YOUR OBJECTIVE -> Update the records below by changing "y-tick-label" to "y-axis-tick" everywhere it appears, with everything else left unchanged.

DATA SECTION ->
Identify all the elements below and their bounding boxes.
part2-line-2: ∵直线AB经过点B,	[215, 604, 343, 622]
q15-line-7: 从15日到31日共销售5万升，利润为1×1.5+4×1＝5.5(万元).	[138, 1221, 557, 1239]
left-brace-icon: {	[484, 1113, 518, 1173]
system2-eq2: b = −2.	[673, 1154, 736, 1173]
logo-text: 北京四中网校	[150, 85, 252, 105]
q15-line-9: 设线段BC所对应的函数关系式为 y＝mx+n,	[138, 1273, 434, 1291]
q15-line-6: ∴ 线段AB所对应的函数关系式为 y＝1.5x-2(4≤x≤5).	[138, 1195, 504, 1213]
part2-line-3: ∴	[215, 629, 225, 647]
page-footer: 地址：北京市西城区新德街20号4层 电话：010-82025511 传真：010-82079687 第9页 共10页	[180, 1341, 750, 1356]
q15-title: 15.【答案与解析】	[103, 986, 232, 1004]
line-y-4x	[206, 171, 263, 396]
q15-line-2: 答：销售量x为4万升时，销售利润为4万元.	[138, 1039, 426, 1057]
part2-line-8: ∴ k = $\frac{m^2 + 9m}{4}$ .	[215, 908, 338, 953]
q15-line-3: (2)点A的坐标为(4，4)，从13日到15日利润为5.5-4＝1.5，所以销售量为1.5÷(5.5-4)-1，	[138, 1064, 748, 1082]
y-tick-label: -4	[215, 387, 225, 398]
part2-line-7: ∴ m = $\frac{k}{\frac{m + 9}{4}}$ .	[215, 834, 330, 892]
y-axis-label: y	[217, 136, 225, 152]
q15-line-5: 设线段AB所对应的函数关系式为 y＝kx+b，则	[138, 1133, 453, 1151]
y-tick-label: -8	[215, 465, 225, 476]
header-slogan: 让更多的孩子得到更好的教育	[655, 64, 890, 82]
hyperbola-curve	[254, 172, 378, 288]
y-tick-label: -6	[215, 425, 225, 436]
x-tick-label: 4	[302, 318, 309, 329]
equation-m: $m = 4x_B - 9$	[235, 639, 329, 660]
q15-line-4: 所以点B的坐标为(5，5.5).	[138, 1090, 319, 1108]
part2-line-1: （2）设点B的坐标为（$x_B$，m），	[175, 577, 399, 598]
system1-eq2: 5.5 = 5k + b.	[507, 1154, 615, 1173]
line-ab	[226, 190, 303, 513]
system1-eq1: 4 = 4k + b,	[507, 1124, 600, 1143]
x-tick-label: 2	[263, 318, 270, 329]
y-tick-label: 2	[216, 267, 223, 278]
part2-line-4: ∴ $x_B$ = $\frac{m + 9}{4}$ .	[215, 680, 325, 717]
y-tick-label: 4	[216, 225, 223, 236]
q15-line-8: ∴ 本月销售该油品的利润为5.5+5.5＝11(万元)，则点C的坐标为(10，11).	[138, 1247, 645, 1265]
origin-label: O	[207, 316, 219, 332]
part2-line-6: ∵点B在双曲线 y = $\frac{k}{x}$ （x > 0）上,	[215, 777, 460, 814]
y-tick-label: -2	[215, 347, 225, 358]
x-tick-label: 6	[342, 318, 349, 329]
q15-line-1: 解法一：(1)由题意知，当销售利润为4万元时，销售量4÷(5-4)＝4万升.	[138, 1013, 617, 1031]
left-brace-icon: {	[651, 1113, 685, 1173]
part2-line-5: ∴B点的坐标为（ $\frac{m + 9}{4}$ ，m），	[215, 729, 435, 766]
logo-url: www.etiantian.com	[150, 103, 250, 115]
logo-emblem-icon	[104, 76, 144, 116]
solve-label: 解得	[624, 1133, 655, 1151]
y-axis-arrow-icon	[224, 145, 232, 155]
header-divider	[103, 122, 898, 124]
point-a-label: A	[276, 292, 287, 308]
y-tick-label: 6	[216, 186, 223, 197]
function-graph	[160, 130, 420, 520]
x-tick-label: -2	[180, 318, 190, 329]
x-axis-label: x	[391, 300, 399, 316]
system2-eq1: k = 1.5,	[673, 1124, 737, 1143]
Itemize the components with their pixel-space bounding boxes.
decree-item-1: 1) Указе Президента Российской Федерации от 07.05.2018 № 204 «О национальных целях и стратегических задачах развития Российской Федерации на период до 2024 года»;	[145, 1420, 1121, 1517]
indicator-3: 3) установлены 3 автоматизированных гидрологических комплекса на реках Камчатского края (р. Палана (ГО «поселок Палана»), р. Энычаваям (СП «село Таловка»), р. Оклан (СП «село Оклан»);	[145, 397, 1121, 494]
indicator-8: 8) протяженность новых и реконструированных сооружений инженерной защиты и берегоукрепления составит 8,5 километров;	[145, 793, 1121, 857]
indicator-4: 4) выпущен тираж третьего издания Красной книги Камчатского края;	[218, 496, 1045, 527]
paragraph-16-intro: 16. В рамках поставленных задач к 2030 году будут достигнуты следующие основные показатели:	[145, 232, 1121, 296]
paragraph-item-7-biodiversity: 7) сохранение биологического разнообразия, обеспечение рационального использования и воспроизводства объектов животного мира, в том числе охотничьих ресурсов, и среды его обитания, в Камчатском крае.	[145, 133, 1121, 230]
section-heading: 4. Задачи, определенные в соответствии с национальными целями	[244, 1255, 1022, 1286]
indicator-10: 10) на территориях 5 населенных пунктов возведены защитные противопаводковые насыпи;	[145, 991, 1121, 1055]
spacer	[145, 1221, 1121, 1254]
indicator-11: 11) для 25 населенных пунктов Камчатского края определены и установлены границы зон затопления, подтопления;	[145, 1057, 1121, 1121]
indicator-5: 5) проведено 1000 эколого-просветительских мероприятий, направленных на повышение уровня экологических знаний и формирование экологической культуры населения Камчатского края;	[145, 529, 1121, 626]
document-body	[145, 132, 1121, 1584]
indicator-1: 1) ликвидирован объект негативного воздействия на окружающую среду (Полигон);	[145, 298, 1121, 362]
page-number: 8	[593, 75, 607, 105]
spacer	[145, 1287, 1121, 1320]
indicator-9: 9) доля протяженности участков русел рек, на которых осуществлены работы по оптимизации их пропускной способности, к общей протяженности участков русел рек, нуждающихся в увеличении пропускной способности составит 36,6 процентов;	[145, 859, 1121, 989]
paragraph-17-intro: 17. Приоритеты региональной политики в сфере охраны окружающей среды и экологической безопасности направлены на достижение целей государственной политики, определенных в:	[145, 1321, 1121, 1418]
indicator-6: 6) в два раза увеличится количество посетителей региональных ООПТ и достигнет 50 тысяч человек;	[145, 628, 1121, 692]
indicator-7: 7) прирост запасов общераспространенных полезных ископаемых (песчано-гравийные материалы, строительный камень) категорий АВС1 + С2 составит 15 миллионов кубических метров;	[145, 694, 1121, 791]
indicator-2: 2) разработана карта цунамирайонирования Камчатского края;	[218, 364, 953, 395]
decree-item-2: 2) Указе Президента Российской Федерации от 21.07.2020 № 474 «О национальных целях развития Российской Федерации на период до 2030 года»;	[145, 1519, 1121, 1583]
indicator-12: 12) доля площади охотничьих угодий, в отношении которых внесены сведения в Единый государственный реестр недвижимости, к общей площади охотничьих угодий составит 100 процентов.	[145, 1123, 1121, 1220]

TASK SOLUTION ->
Identify all the elements below and their bounding boxes.
part2-line-2: ∵直线AB经过点B,	[215, 604, 343, 622]
q15-line-7: 从15日到31日共销售5万升，利润为1×1.5+4×1＝5.5(万元).	[138, 1221, 557, 1239]
left-brace-icon: {	[484, 1113, 518, 1173]
system2-eq2: b = −2.	[673, 1154, 736, 1173]
logo-text: 北京四中网校	[150, 85, 252, 105]
q15-line-9: 设线段BC所对应的函数关系式为 y＝mx+n,	[138, 1273, 434, 1291]
q15-line-6: ∴ 线段AB所对应的函数关系式为 y＝1.5x-2(4≤x≤5).	[138, 1195, 504, 1213]
part2-line-3: ∴	[215, 629, 225, 647]
page-footer: 地址：北京市西城区新德街20号4层 电话：010-82025511 传真：010-82079687 第9页 共10页	[180, 1341, 750, 1356]
q15-title: 15.【答案与解析】	[103, 986, 232, 1004]
line-y-4x	[206, 171, 263, 396]
q15-line-2: 答：销售量x为4万升时，销售利润为4万元.	[138, 1039, 426, 1057]
part2-line-8: ∴ k = $\frac{m^2 + 9m}{4}$ .	[215, 908, 338, 953]
q15-line-3: (2)点A的坐标为(4，4)，从13日到15日利润为5.5-4＝1.5，所以销售量为1.5÷(5.5-4)-1，	[138, 1064, 748, 1082]
y-axis-tick: -4	[215, 387, 225, 398]
part2-line-7: ∴ m = $\frac{k}{\frac{m + 9}{4}}$ .	[215, 834, 330, 892]
y-axis-label: y	[217, 136, 225, 152]
q15-line-5: 设线段AB所对应的函数关系式为 y＝kx+b，则	[138, 1133, 453, 1151]
y-axis-tick: -8	[215, 465, 225, 476]
header-slogan: 让更多的孩子得到更好的教育	[655, 64, 890, 82]
hyperbola-curve	[254, 172, 378, 288]
y-axis-tick: -6	[215, 425, 225, 436]
x-tick-label: 4	[302, 318, 309, 329]
equation-m: $m = 4x_B - 9$	[235, 639, 329, 660]
q15-line-4: 所以点B的坐标为(5，5.5).	[138, 1090, 319, 1108]
part2-line-1: （2）设点B的坐标为（$x_B$，m），	[175, 577, 399, 598]
system1-eq2: 5.5 = 5k + b.	[507, 1154, 615, 1173]
line-ab	[226, 190, 303, 513]
system1-eq1: 4 = 4k + b,	[507, 1124, 600, 1143]
x-tick-label: 2	[263, 318, 270, 329]
y-axis-tick: 2	[216, 267, 223, 278]
part2-line-4: ∴ $x_B$ = $\frac{m + 9}{4}$ .	[215, 680, 325, 717]
y-axis-tick: 4	[216, 225, 223, 236]
q15-line-8: ∴ 本月销售该油品的利润为5.5+5.5＝11(万元)，则点C的坐标为(10，11).	[138, 1247, 645, 1265]
origin-label: O	[207, 316, 219, 332]
part2-line-6: ∵点B在双曲线 y = $\frac{k}{x}$ （x > 0）上,	[215, 777, 460, 814]
y-axis-tick: -2	[215, 347, 225, 358]
x-tick-label: 6	[342, 318, 349, 329]
q15-line-1: 解法一：(1)由题意知，当销售利润为4万元时，销售量4÷(5-4)＝4万升.	[138, 1013, 617, 1031]
left-brace-icon: {	[651, 1113, 685, 1173]
part2-line-5: ∴B点的坐标为（ $\frac{m + 9}{4}$ ，m），	[215, 729, 435, 766]
logo-url: www.etiantian.com	[150, 103, 250, 115]
logo-emblem-icon	[104, 76, 144, 116]
solve-label: 解得	[624, 1133, 655, 1151]
y-axis-arrow-icon	[224, 145, 232, 155]
header-divider	[103, 122, 898, 124]
point-a-label: A	[276, 292, 287, 308]
y-axis-tick: 6	[216, 186, 223, 197]
function-graph	[160, 130, 420, 520]
x-tick-label: -2	[180, 318, 190, 329]
x-axis-label: x	[391, 300, 399, 316]
system2-eq1: k = 1.5,	[673, 1124, 737, 1143]
Itemize the components with their pixel-space bounding boxes.
decree-item-1: 1) Указе Президента Российской Федерации от 07.05.2018 № 204 «О национальных целях и стратегических задачах развития Российской Федерации на период до 2024 года»;	[145, 1420, 1121, 1517]
indicator-3: 3) установлены 3 автоматизированных гидрологических комплекса на реках Камчатского края (р. Палана (ГО «поселок Палана»), р. Энычаваям (СП «село Таловка»), р. Оклан (СП «село Оклан»);	[145, 397, 1121, 494]
indicator-8: 8) протяженность новых и реконструированных сооружений инженерной защиты и берегоукрепления составит 8,5 километров;	[145, 793, 1121, 857]
indicator-4: 4) выпущен тираж третьего издания Красной книги Камчатского края;	[218, 496, 1045, 527]
paragraph-16-intro: 16. В рамках поставленных задач к 2030 году будут достигнуты следующие основные показатели:	[145, 232, 1121, 296]
paragraph-item-7-biodiversity: 7) сохранение биологического разнообразия, обеспечение рационального использования и воспроизводства объектов животного мира, в том числе охотничьих ресурсов, и среды его обитания, в Камчатском крае.	[145, 133, 1121, 230]
section-heading: 4. Задачи, определенные в соответствии с национальными целями	[244, 1255, 1022, 1286]
indicator-10: 10) на территориях 5 населенных пунктов возведены защитные противопаводковые насыпи;	[145, 991, 1121, 1055]
spacer	[145, 1221, 1121, 1254]
indicator-11: 11) для 25 населенных пунктов Камчатского края определены и установлены границы зон затопления, подтопления;	[145, 1057, 1121, 1121]
indicator-5: 5) проведено 1000 эколого-просветительских мероприятий, направленных на повышение уровня экологических знаний и формирование экологической культуры населения Камчатского края;	[145, 529, 1121, 626]
document-body	[145, 132, 1121, 1584]
indicator-1: 1) ликвидирован объект негативного воздействия на окружающую среду (Полигон);	[145, 298, 1121, 362]
page-number: 8	[593, 75, 607, 105]
spacer	[145, 1287, 1121, 1320]
indicator-9: 9) доля протяженности участков русел рек, на которых осуществлены работы по оптимизации их пропускной способности, к общей протяженности участков русел рек, нуждающихся в увеличении пропускной способности составит 36,6 процентов;	[145, 859, 1121, 989]
paragraph-17-intro: 17. Приоритеты региональной политики в сфере охраны окружающей среды и экологической безопасности направлены на достижение целей государственной политики, определенных в:	[145, 1321, 1121, 1418]
indicator-6: 6) в два раза увеличится количество посетителей региональных ООПТ и достигнет 50 тысяч человек;	[145, 628, 1121, 692]
indicator-7: 7) прирост запасов общераспространенных полезных ископаемых (песчано-гравийные материалы, строительный камень) категорий АВС1 + С2 составит 15 миллионов кубических метров;	[145, 694, 1121, 791]
indicator-2: 2) разработана карта цунамирайонирования Камчатского края;	[218, 364, 953, 395]
decree-item-2: 2) Указе Президента Российской Федерации от 21.07.2020 № 474 «О национальных целях развития Российской Федерации на период до 2030 года»;	[145, 1519, 1121, 1583]
indicator-12: 12) доля площади охотничьих угодий, в отношении которых внесены сведения в Единый государственный реестр недвижимости, к общей площади охотничьих угодий составит 100 процентов.	[145, 1123, 1121, 1220]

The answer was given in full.